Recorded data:
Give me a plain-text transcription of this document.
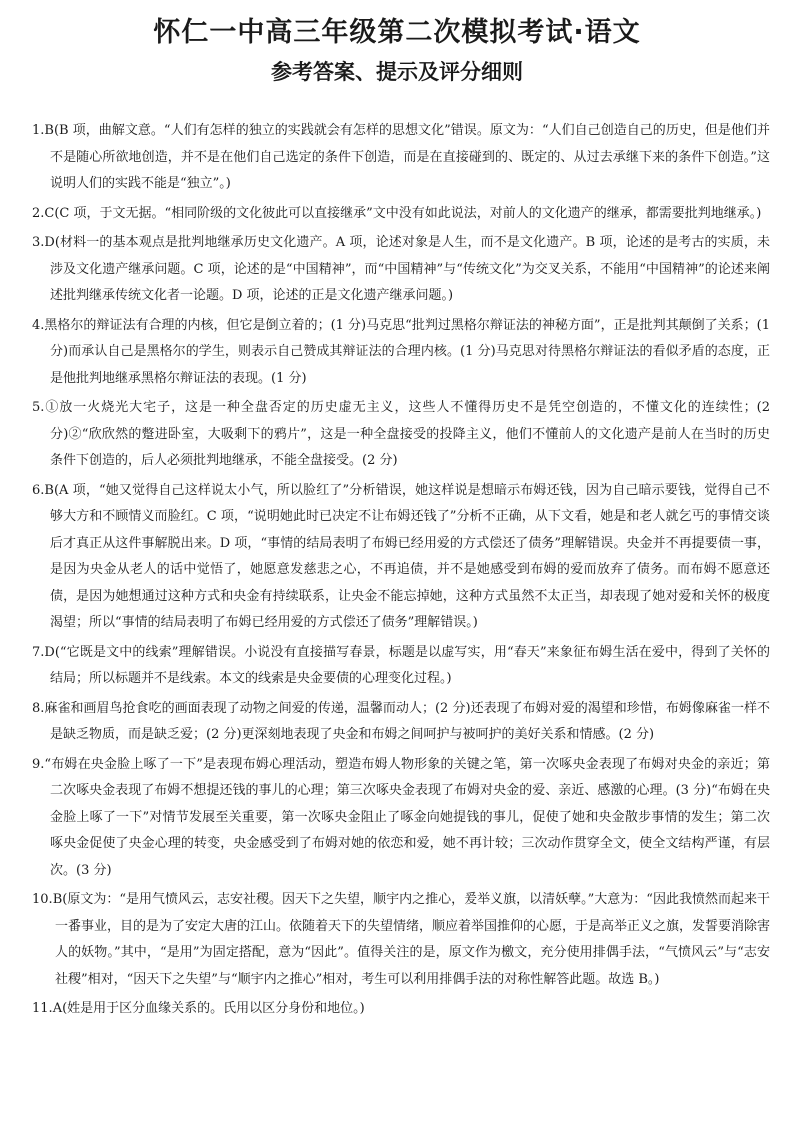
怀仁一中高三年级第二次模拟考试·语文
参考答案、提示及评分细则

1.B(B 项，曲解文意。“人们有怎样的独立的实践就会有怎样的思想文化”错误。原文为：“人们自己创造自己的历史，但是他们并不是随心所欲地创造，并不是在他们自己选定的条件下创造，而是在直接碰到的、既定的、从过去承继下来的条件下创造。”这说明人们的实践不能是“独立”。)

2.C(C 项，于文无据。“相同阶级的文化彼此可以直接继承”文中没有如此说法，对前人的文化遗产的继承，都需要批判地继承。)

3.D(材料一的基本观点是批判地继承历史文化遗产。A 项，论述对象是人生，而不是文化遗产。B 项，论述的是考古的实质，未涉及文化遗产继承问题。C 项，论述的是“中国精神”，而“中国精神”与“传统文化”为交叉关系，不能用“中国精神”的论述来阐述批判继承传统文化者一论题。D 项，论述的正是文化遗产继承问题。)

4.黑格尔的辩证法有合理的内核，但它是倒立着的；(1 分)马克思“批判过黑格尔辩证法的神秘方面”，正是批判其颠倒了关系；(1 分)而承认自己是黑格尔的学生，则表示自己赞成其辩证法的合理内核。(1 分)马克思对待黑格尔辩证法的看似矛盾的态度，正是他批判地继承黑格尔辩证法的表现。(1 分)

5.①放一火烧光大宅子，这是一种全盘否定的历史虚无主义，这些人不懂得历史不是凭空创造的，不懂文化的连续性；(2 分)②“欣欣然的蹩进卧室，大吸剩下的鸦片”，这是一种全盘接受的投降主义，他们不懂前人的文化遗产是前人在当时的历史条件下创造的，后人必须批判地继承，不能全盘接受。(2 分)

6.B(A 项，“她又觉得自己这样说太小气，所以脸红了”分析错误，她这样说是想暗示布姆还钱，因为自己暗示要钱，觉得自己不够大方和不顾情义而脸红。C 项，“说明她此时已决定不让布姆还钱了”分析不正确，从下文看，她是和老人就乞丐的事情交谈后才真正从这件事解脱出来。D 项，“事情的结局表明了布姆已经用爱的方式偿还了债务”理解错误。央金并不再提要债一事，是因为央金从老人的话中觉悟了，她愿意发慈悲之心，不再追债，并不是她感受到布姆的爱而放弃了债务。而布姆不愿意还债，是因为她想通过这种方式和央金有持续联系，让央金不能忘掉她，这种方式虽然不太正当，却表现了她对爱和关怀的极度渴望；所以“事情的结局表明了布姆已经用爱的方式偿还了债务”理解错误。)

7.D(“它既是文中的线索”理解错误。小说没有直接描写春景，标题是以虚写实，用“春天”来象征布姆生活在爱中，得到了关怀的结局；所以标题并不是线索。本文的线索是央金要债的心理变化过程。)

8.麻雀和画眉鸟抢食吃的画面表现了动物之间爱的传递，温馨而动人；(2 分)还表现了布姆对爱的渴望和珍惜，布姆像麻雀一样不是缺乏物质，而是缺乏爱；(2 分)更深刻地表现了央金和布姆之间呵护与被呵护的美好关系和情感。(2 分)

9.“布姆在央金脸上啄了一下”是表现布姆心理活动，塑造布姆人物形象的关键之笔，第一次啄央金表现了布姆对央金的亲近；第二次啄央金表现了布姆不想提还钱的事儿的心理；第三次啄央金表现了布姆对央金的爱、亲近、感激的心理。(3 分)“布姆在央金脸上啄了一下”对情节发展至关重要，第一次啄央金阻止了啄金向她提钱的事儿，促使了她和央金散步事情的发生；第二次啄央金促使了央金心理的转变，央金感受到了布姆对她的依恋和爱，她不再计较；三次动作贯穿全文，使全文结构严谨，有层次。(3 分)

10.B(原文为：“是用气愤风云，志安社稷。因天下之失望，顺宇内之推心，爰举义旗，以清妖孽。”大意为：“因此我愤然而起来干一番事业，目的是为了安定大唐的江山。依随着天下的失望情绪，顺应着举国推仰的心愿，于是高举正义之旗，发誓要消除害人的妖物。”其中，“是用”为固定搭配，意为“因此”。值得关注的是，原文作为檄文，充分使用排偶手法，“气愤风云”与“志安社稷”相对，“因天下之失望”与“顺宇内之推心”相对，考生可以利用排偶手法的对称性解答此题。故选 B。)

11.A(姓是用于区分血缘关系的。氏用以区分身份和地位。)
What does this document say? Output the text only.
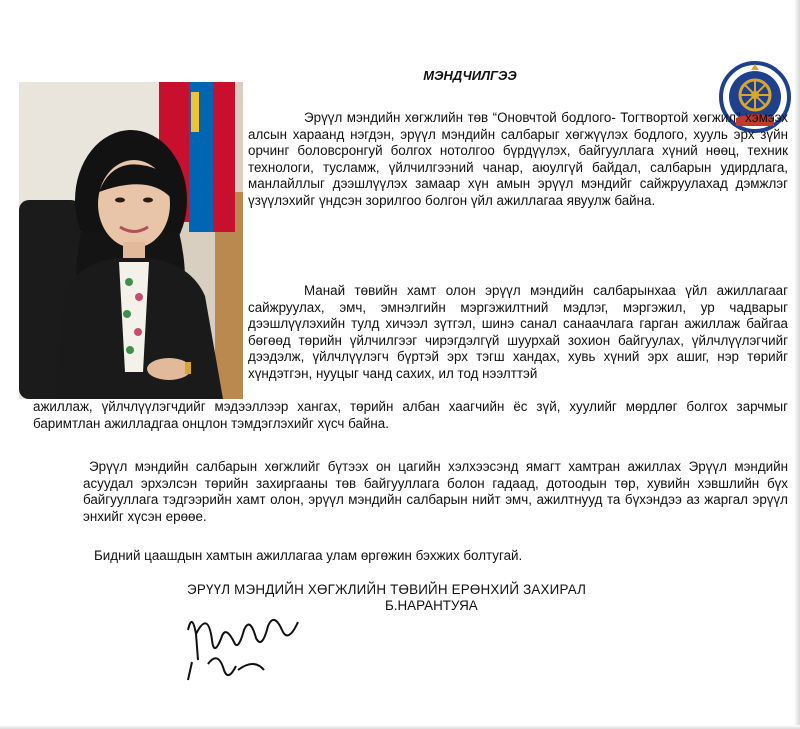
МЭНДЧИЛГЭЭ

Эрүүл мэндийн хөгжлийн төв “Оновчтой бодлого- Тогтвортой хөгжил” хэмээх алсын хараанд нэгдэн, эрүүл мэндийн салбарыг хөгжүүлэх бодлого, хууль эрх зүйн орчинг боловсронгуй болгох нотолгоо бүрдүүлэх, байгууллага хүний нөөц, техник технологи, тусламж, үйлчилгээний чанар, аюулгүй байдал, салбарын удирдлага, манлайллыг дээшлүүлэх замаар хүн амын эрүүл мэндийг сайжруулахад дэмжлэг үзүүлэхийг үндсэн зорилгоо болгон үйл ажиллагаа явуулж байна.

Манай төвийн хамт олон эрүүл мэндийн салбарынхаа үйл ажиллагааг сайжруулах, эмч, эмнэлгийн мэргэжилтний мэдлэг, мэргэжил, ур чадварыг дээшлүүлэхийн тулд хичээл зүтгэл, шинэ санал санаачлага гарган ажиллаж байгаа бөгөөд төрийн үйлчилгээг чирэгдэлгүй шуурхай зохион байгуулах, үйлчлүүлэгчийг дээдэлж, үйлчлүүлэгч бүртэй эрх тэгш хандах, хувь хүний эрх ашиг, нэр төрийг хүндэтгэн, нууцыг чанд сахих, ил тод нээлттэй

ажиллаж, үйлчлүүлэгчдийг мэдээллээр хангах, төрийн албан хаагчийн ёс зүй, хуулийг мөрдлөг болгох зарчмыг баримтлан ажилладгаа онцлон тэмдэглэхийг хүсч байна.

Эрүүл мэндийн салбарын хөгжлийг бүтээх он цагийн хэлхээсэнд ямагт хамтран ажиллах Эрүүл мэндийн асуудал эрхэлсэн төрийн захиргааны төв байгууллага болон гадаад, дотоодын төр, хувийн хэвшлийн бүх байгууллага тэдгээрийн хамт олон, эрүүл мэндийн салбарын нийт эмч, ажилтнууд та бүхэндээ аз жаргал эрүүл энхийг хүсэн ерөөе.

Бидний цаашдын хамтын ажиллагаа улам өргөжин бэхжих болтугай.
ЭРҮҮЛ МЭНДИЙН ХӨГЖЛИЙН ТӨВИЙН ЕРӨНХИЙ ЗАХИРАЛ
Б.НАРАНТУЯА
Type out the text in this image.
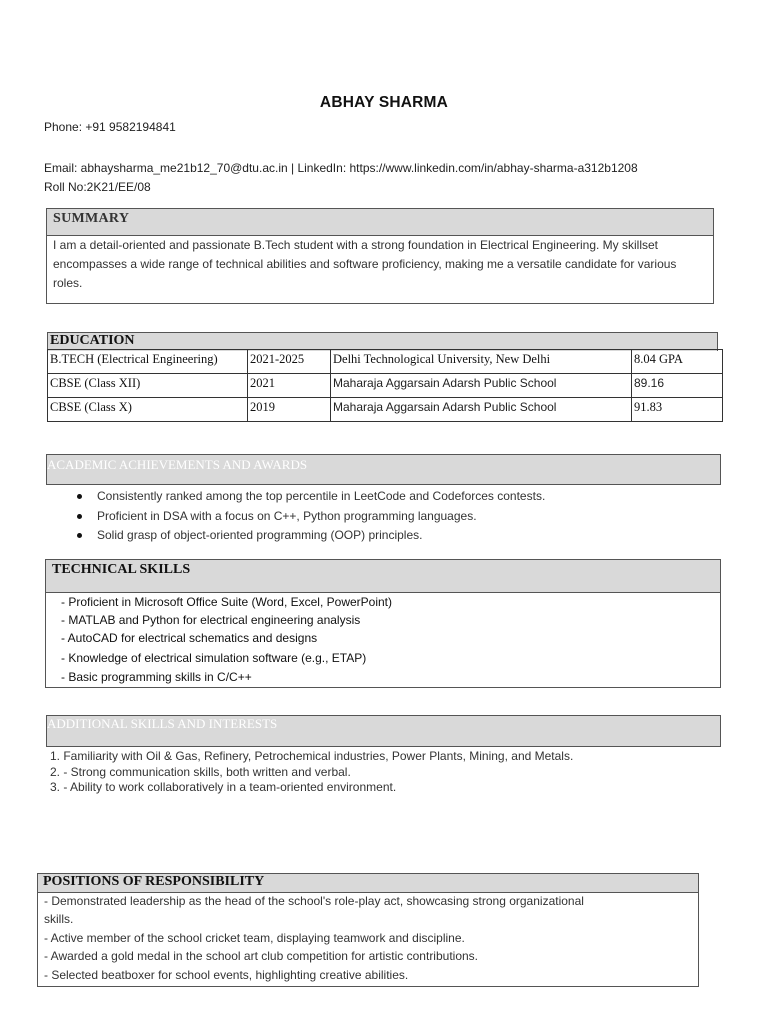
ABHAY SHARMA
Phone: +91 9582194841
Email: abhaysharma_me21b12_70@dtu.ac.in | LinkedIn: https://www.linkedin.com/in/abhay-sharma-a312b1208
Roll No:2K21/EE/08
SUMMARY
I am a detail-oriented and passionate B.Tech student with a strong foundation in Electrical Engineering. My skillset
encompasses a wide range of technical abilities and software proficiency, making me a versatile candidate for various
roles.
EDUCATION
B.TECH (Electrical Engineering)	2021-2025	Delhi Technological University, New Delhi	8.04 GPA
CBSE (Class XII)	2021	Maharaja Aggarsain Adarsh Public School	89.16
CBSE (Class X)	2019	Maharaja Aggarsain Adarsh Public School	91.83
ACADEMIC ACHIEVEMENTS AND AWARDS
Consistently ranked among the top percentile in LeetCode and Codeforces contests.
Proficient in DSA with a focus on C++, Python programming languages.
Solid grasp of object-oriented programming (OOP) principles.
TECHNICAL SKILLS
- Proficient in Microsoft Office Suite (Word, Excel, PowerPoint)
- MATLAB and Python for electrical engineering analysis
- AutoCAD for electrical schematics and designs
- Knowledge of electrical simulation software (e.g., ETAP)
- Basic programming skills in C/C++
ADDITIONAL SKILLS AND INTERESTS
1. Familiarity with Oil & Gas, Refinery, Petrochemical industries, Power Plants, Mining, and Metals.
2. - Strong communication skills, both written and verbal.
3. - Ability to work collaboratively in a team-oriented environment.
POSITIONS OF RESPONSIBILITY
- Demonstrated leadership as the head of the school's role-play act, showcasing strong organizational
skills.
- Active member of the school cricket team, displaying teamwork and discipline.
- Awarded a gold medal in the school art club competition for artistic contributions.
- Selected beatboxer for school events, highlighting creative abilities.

GIVEN PROBLEM
Locate the word "理解错误" in the records above, and return each line that has it.

WRITTEN ANSWER
6.B(A 项，“她又觉得自己这样说太小气，所以脸红了”分析错误，她这样说是想暗示布姆还钱，因为自己暗示要钱，觉得自己不够大方和不顾情义而脸红。C 项，“说明她此时已决定不让布姆还钱了”分析不正确，从下文看，她是和老人就乞丐的事情交谈后才真正从这件事解脱出来。D 项，“事情的结局表明了布姆已经用爱的方式偿还了债务”理解错误。央金并不再提要债一事，是因为央金从老人的话中觉悟了，她愿意发慈悲之心，不再追债，并不是她感受到布姆的爱而放弃了债务。而布姆不愿意还债，是因为她想通过这种方式和央金有持续联系，让央金不能忘掉她，这种方式虽然不太正当，却表现了她对爱和关怀的极度渴望；所以“事情的结局表明了布姆已经用爱的方式偿还了债务”理解错误。)
7.D(“它既是文中的线索”理解错误。小说没有直接描写春景，标题是以虚写实，用“春天”来象征布姆生活在爱中，得到了关怀的结局；所以标题并不是线索。本文的线索是央金要债的心理变化过程。)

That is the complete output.